▸ Your goal
All of the material below is to be repeated exactly.

▸ Data excerpts
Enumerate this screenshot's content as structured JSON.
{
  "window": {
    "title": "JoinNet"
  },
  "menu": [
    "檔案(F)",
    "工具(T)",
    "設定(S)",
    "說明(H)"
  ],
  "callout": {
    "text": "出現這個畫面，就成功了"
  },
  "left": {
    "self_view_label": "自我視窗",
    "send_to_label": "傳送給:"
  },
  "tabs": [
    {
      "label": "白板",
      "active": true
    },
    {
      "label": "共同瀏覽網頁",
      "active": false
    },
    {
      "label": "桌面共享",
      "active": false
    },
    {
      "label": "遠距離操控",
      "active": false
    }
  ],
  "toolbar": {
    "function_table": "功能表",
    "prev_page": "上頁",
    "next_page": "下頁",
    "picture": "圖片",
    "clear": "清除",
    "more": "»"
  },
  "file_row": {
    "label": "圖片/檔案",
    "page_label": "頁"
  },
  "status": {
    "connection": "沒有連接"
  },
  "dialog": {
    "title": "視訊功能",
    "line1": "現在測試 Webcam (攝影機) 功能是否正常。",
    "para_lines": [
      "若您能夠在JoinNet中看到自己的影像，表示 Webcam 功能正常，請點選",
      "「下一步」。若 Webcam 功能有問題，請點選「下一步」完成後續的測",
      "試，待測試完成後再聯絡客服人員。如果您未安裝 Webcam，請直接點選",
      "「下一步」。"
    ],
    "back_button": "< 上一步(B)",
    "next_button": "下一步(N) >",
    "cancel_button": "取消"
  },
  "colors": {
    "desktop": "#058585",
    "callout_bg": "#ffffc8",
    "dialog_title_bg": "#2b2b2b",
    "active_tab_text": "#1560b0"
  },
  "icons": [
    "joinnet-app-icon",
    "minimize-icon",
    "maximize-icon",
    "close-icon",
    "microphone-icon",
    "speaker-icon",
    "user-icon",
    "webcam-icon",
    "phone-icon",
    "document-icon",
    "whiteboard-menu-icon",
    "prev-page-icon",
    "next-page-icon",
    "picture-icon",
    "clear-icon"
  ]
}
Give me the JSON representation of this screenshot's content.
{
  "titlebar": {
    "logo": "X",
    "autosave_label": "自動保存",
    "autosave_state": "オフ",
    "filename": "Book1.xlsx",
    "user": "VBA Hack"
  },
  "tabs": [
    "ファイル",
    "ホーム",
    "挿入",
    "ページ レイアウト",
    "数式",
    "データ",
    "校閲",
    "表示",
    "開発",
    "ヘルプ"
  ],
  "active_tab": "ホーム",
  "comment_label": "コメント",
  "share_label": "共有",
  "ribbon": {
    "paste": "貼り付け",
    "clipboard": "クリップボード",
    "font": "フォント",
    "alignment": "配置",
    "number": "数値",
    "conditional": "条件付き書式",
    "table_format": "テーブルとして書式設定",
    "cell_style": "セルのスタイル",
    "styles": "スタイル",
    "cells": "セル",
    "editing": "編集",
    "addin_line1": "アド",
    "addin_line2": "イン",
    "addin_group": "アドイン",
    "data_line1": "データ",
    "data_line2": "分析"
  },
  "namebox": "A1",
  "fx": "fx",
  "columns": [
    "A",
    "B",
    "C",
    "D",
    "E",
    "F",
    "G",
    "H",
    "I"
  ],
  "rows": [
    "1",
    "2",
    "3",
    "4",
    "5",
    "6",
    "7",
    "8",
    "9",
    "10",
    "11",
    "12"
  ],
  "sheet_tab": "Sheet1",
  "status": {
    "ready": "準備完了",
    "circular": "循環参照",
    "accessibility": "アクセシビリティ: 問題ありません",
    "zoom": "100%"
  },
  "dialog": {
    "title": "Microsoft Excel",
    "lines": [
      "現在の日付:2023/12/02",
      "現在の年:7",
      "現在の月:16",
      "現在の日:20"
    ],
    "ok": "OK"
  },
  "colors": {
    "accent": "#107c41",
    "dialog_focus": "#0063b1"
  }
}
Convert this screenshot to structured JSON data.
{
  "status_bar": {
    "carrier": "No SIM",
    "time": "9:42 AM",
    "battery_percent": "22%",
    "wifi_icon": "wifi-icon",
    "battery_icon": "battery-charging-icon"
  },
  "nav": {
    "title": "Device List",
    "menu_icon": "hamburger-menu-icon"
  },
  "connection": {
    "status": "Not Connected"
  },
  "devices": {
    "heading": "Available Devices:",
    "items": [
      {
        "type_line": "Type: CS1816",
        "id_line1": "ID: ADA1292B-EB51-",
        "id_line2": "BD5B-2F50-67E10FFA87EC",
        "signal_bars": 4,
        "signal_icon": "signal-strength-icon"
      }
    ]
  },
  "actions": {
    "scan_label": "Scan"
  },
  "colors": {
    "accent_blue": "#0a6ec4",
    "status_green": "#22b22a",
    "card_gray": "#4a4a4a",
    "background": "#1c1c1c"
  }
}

▸ Solution
Enumerate this screenshot's content as structured JSON.
{
  "window": {
    "title": "JoinNet"
  },
  "menu": [
    "檔案(F)",
    "工具(T)",
    "設定(S)",
    "說明(H)"
  ],
  "callout": {
    "text": "出現這個畫面，就成功了"
  },
  "left": {
    "self_view_label": "自我視窗",
    "send_to_label": "傳送給:"
  },
  "tabs": [
    {
      "label": "白板",
      "active": true
    },
    {
      "label": "共同瀏覽網頁",
      "active": false
    },
    {
      "label": "桌面共享",
      "active": false
    },
    {
      "label": "遠距離操控",
      "active": false
    }
  ],
  "toolbar": {
    "function_table": "功能表",
    "prev_page": "上頁",
    "next_page": "下頁",
    "picture": "圖片",
    "clear": "清除",
    "more": "»"
  },
  "file_row": {
    "label": "圖片/檔案",
    "page_label": "頁"
  },
  "status": {
    "connection": "沒有連接"
  },
  "dialog": {
    "title": "視訊功能",
    "line1": "現在測試 Webcam (攝影機) 功能是否正常。",
    "para_lines": [
      "若您能夠在JoinNet中看到自己的影像，表示 Webcam 功能正常，請點選",
      "「下一步」。若 Webcam 功能有問題，請點選「下一步」完成後續的測",
      "試，待測試完成後再聯絡客服人員。如果您未安裝 Webcam，請直接點選",
      "「下一步」。"
    ],
    "back_button": "< 上一步(B)",
    "next_button": "下一步(N) >",
    "cancel_button": "取消"
  },
  "colors": {
    "desktop": "#058585",
    "callout_bg": "#ffffc8",
    "dialog_title_bg": "#2b2b2b",
    "active_tab_text": "#1560b0"
  },
  "icons": [
    "joinnet-app-icon",
    "minimize-icon",
    "maximize-icon",
    "close-icon",
    "microphone-icon",
    "speaker-icon",
    "user-icon",
    "webcam-icon",
    "phone-icon",
    "document-icon",
    "whiteboard-menu-icon",
    "prev-page-icon",
    "next-page-icon",
    "picture-icon",
    "clear-icon"
  ]
}
Give me the JSON representation of this screenshot's content.
{
  "titlebar": {
    "logo": "X",
    "autosave_label": "自動保存",
    "autosave_state": "オフ",
    "filename": "Book1.xlsx",
    "user": "VBA Hack"
  },
  "tabs": [
    "ファイル",
    "ホーム",
    "挿入",
    "ページ レイアウト",
    "数式",
    "データ",
    "校閲",
    "表示",
    "開発",
    "ヘルプ"
  ],
  "active_tab": "ホーム",
  "comment_label": "コメント",
  "share_label": "共有",
  "ribbon": {
    "paste": "貼り付け",
    "clipboard": "クリップボード",
    "font": "フォント",
    "alignment": "配置",
    "number": "数値",
    "conditional": "条件付き書式",
    "table_format": "テーブルとして書式設定",
    "cell_style": "セルのスタイル",
    "styles": "スタイル",
    "cells": "セル",
    "editing": "編集",
    "addin_line1": "アド",
    "addin_line2": "イン",
    "addin_group": "アドイン",
    "data_line1": "データ",
    "data_line2": "分析"
  },
  "namebox": "A1",
  "fx": "fx",
  "columns": [
    "A",
    "B",
    "C",
    "D",
    "E",
    "F",
    "G",
    "H",
    "I"
  ],
  "rows": [
    "1",
    "2",
    "3",
    "4",
    "5",
    "6",
    "7",
    "8",
    "9",
    "10",
    "11",
    "12"
  ],
  "sheet_tab": "Sheet1",
  "status": {
    "ready": "準備完了",
    "circular": "循環参照",
    "accessibility": "アクセシビリティ: 問題ありません",
    "zoom": "100%"
  },
  "dialog": {
    "title": "Microsoft Excel",
    "lines": [
      "現在の日付:2023/12/02",
      "現在の年:7",
      "現在の月:16",
      "現在の日:20"
    ],
    "ok": "OK"
  },
  "colors": {
    "accent": "#107c41",
    "dialog_focus": "#0063b1"
  }
}
Convert this screenshot to structured JSON data.
{
  "status_bar": {
    "carrier": "No SIM",
    "time": "9:42 AM",
    "battery_percent": "22%",
    "wifi_icon": "wifi-icon",
    "battery_icon": "battery-charging-icon"
  },
  "nav": {
    "title": "Device List",
    "menu_icon": "hamburger-menu-icon"
  },
  "connection": {
    "status": "Not Connected"
  },
  "devices": {
    "heading": "Available Devices:",
    "items": [
      {
        "type_line": "Type: CS1816",
        "id_line1": "ID: ADA1292B-EB51-",
        "id_line2": "BD5B-2F50-67E10FFA87EC",
        "signal_bars": 4,
        "signal_icon": "signal-strength-icon"
      }
    ]
  },
  "actions": {
    "scan_label": "Scan"
  },
  "colors": {
    "accent_blue": "#0a6ec4",
    "status_green": "#22b22a",
    "card_gray": "#4a4a4a",
    "background": "#1c1c1c"
  }
}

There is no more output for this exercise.